Search the material below for the string "ставка" and extract each line that has it.

** start Supplied data **

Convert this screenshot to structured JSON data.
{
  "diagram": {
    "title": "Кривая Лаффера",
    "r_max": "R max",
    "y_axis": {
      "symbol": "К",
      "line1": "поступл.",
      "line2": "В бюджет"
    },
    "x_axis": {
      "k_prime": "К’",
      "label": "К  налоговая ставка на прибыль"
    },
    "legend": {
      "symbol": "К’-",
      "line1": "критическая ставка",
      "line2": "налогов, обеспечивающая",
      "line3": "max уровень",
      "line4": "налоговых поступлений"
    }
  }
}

** end Supplied data **
** start Supplied data **

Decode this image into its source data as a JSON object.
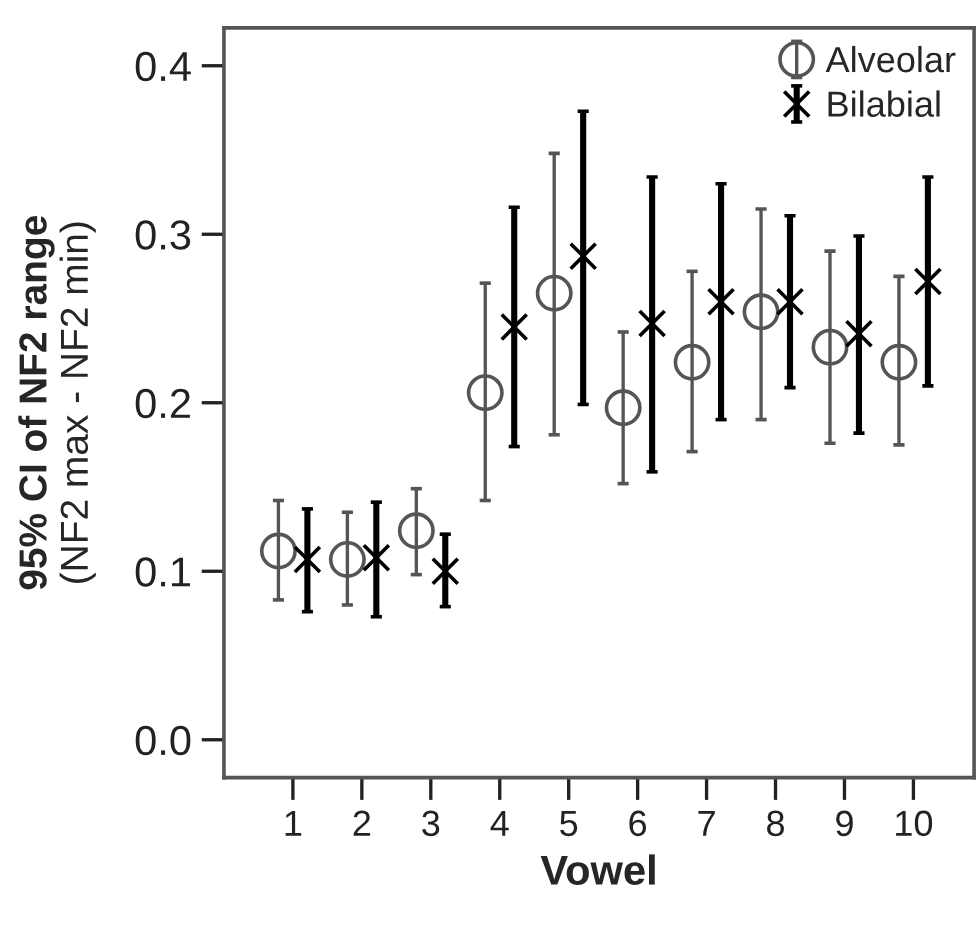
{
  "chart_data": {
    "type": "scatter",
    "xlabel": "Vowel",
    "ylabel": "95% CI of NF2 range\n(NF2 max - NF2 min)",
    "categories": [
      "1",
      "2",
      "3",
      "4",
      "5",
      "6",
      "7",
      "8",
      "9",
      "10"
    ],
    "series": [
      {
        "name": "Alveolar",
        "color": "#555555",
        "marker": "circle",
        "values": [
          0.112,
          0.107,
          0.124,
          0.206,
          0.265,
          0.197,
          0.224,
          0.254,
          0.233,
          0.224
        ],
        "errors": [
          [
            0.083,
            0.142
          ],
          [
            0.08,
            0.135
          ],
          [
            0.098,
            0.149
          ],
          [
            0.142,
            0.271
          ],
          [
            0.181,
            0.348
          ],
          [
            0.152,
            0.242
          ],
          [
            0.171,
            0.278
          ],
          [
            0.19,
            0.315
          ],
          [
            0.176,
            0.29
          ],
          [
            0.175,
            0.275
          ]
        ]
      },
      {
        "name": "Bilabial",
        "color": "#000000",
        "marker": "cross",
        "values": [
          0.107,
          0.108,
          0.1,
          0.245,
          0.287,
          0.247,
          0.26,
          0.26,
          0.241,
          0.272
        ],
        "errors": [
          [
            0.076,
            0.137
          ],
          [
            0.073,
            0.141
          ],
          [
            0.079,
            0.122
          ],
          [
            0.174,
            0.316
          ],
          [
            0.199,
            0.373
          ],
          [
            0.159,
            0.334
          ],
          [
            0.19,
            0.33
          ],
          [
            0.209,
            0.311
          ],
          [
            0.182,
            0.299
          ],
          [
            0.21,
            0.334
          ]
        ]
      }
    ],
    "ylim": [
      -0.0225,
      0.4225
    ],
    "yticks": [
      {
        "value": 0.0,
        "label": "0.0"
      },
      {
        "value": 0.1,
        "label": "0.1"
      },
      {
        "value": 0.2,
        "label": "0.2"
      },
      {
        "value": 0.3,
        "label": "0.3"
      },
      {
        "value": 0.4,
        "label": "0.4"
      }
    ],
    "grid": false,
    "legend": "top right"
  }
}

** end Supplied data **
** start Supplied data **

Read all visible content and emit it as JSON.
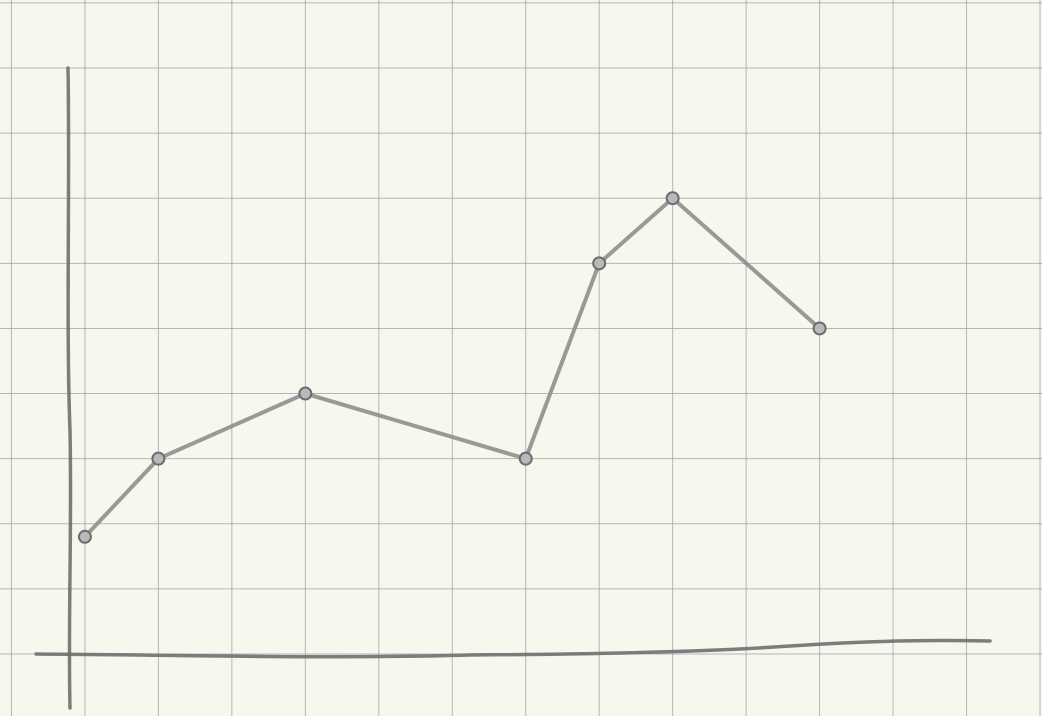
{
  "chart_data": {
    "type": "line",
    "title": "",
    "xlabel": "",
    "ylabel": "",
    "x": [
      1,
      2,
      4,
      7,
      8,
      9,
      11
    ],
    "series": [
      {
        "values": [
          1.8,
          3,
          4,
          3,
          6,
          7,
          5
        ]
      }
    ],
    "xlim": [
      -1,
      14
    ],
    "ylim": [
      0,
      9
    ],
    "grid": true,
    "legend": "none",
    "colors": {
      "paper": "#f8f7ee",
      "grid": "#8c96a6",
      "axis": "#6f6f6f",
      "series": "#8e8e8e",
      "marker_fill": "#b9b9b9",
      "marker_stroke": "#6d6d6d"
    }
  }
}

** end Supplied data **

## Task result
      "label": "К  налоговая ставка на прибыль"
      "line1": "критическая ставка",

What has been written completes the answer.